Given request: Write out the records that appear below, verbatim and complete, but without pictures.

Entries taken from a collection

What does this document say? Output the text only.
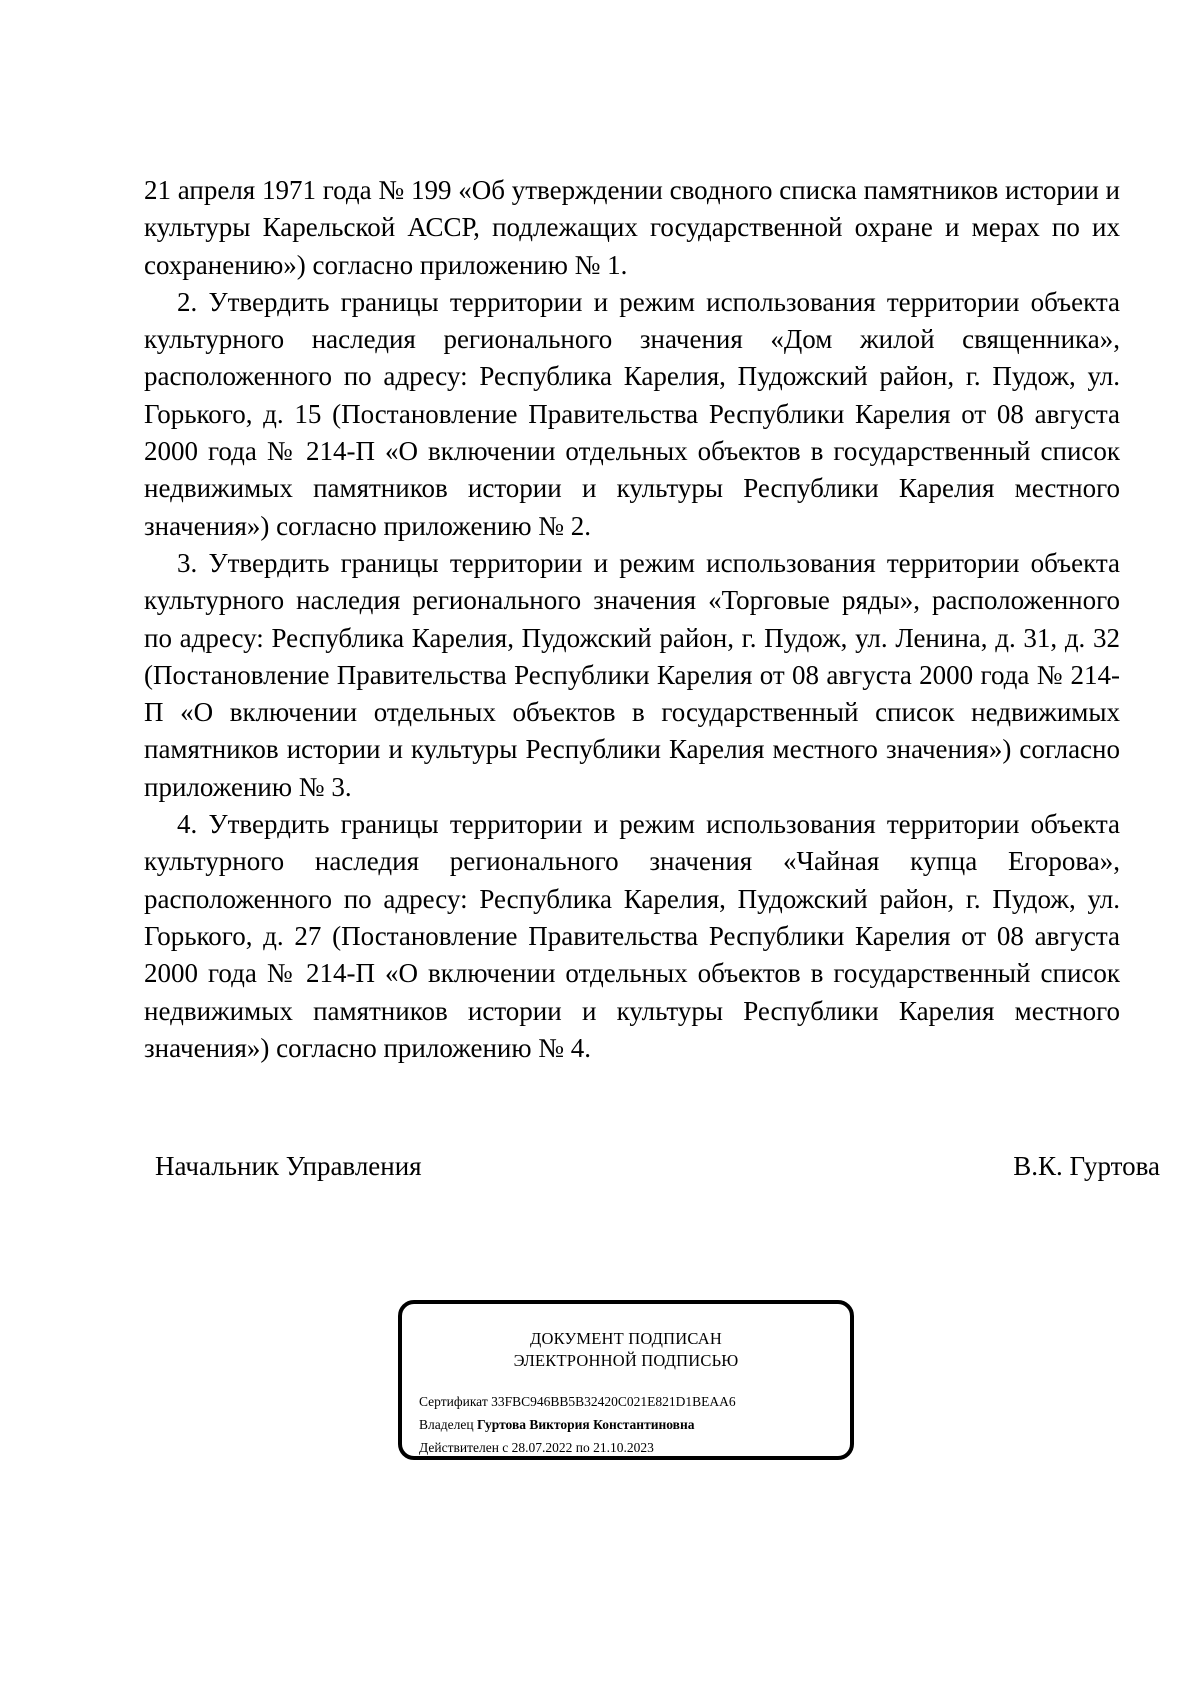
21 апреля 1971 года № 199 «Об утверждении сводного списка памятников истории и культуры Карельской АССР, подлежащих государственной охране и мерах по их сохранению») согласно приложению № 1.

2. Утвердить границы территории и режим использования территории объекта культурного наследия регионального значения «Дом жилой священника», расположенного по адресу: Республика Карелия, Пудожский район, г. Пудож, ул. Горького, д. 15 (Постановление Правительства Республики Карелия от 08 августа 2000 года № 214-П «О включении отдельных объектов в государственный список недвижимых памятников истории и культуры Республики Карелия местного значения») согласно приложению № 2.

3. Утвердить границы территории и режим использования территории объекта культурного наследия регионального значения «Торговые ряды», расположенного по адресу: Республика Карелия, Пудожский район, г. Пудож, ул. Ленина, д. 31, д. 32 (Постановление Правительства Республики Карелия от 08 августа 2000 года № 214-П «О включении отдельных объектов в государственный список недвижимых памятников истории и культуры Республики Карелия местного значения») согласно приложению № 3.

4. Утвердить границы территории и режим использования территории объекта культурного наследия регионального значения «Чайная купца Егорова», расположенного по адресу: Республика Карелия, Пудожский район, г. Пудож, ул. Горького, д. 27 (Постановление Правительства Республики Карелия от 08 августа 2000 года № 214-П «О включении отдельных объектов в государственный список недвижимых памятников истории и культуры Республики Карелия местного значения») согласно приложению № 4.

Начальник Управления	В.К. Гуртова
ДОКУМЕНТ ПОДПИСАН
ЭЛЕКТРОННОЙ ПОДПИСЬЮ
Сертификат 33FBC946BB5B32420C021E821D1BEAA6
Владелец Гуртова Виктория Константиновна
Действителен с 28.07.2022 по 21.10.2023
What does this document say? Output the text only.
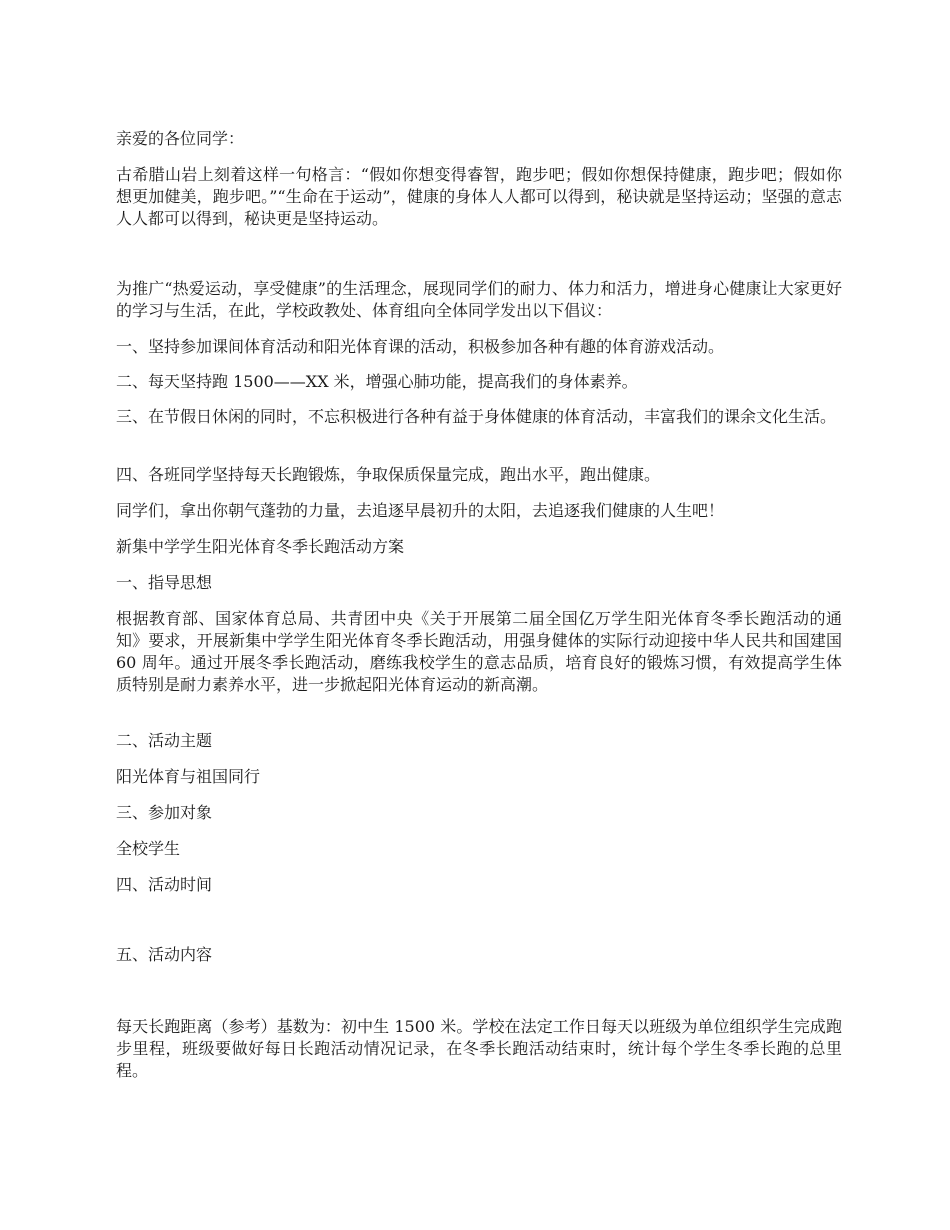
亲爱的各位同学：

古希腊山岩上刻着这样一句格言：“假如你想变得睿智，跑步吧；假如你想保持健康，跑步吧；假如你想更加健美，跑步吧。”“生命在于运动”，健康的身体人人都可以得到，秘诀就是坚持运动；坚强的意志人人都可以得到，秘诀更是坚持运动。

为推广“热爱运动，享受健康”的生活理念，展现同学们的耐力、体力和活力，增进身心健康让大家更好的学习与生活，在此，学校政教处、体育组向全体同学发出以下倡议：

一、坚持参加课间体育活动和阳光体育课的活动，积极参加各种有趣的体育游戏活动。

二、每天坚持跑 1500——XX 米，增强心肺功能，提高我们的身体素养。

三、在节假日休闲的同时，不忘积极进行各种有益于身体健康的体育活动，丰富我们的课余文化生活。

四、各班同学坚持每天长跑锻炼，争取保质保量完成，跑出水平，跑出健康。

同学们，拿出你朝气蓬勃的力量，去追逐早晨初升的太阳，去追逐我们健康的人生吧！

新集中学学生阳光体育冬季长跑活动方案

一、指导思想

根据教育部、国家体育总局、共青团中央《关于开展第二届全国亿万学生阳光体育冬季长跑活动的通知》要求，开展新集中学学生阳光体育冬季长跑活动，用强身健体的实际行动迎接中华人民共和国建国 60 周年。通过开展冬季长跑活动，磨练我校学生的意志品质，培育良好的锻炼习惯，有效提高学生体质特别是耐力素养水平，进一步掀起阳光体育运动的新高潮。

二、活动主题

阳光体育与祖国同行

三、参加对象

全校学生

四、活动时间

五、活动内容

每天长跑距离（参考）基数为：初中生 1500 米。学校在法定工作日每天以班级为单位组织学生完成跑步里程，班级要做好每日长跑活动情况记录，在冬季长跑活动结束时，统计每个学生冬季长跑的总里程。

Output for this task:
What does this document say? Output the text only.
21 апреля 1971 года № 199 «Об утверждении сводного списка памятников истории и культуры Карельской АССР, подлежащих государственной охране и мерах по их сохранению») согласно приложению № 1.

2. Утвердить границы территории и режим использования территории объекта культурного наследия регионального значения «Дом жилой священника», расположенного по адресу: Республика Карелия, Пудожский район, г. Пудож, ул. Горького, д. 15 (Постановление Правительства Республики Карелия от 08 августа 2000 года № 214-П «О включении отдельных объектов в государственный список недвижимых памятников истории и культуры Республики Карелия местного значения») согласно приложению № 2.

3. Утвердить границы территории и режим использования территории объекта культурного наследия регионального значения «Торговые ряды», расположенного по адресу: Республика Карелия, Пудожский район, г. Пудож, ул. Ленина, д. 31, д. 32 (Постановление Правительства Республики Карелия от 08 августа 2000 года № 214-П «О включении отдельных объектов в государственный список недвижимых памятников истории и культуры Республики Карелия местного значения») согласно приложению № 3.

4. Утвердить границы территории и режим использования территории объекта культурного наследия регионального значения «Чайная купца Егорова», расположенного по адресу: Республика Карелия, Пудожский район, г. Пудож, ул. Горького, д. 27 (Постановление Правительства Республики Карелия от 08 августа 2000 года № 214-П «О включении отдельных объектов в государственный список недвижимых памятников истории и культуры Республики Карелия местного значения») согласно приложению № 4.

Начальник Управления	В.К. Гуртова
ДОКУМЕНТ ПОДПИСАН
ЭЛЕКТРОННОЙ ПОДПИСЬЮ
Сертификат 33FBC946BB5B32420C021E821D1BEAA6
Владелец Гуртова Виктория Константиновна
Действителен с 28.07.2022 по 21.10.2023
What does this document say? Output the text only.
亲爱的各位同学：

古希腊山岩上刻着这样一句格言：“假如你想变得睿智，跑步吧；假如你想保持健康，跑步吧；假如你想更加健美，跑步吧。”“生命在于运动”，健康的身体人人都可以得到，秘诀就是坚持运动；坚强的意志人人都可以得到，秘诀更是坚持运动。

为推广“热爱运动，享受健康”的生活理念，展现同学们的耐力、体力和活力，增进身心健康让大家更好的学习与生活，在此，学校政教处、体育组向全体同学发出以下倡议：

一、坚持参加课间体育活动和阳光体育课的活动，积极参加各种有趣的体育游戏活动。

二、每天坚持跑 1500——XX 米，增强心肺功能，提高我们的身体素养。

三、在节假日休闲的同时，不忘积极进行各种有益于身体健康的体育活动，丰富我们的课余文化生活。

四、各班同学坚持每天长跑锻炼，争取保质保量完成，跑出水平，跑出健康。

同学们，拿出你朝气蓬勃的力量，去追逐早晨初升的太阳，去追逐我们健康的人生吧！

新集中学学生阳光体育冬季长跑活动方案

一、指导思想

根据教育部、国家体育总局、共青团中央《关于开展第二届全国亿万学生阳光体育冬季长跑活动的通知》要求，开展新集中学学生阳光体育冬季长跑活动，用强身健体的实际行动迎接中华人民共和国建国 60 周年。通过开展冬季长跑活动，磨练我校学生的意志品质，培育良好的锻炼习惯，有效提高学生体质特别是耐力素养水平，进一步掀起阳光体育运动的新高潮。

二、活动主题

阳光体育与祖国同行

三、参加对象

全校学生

四、活动时间

五、活动内容

每天长跑距离（参考）基数为：初中生 1500 米。学校在法定工作日每天以班级为单位组织学生完成跑步里程，班级要做好每日长跑活动情况记录，在冬季长跑活动结束时，统计每个学生冬季长跑的总里程。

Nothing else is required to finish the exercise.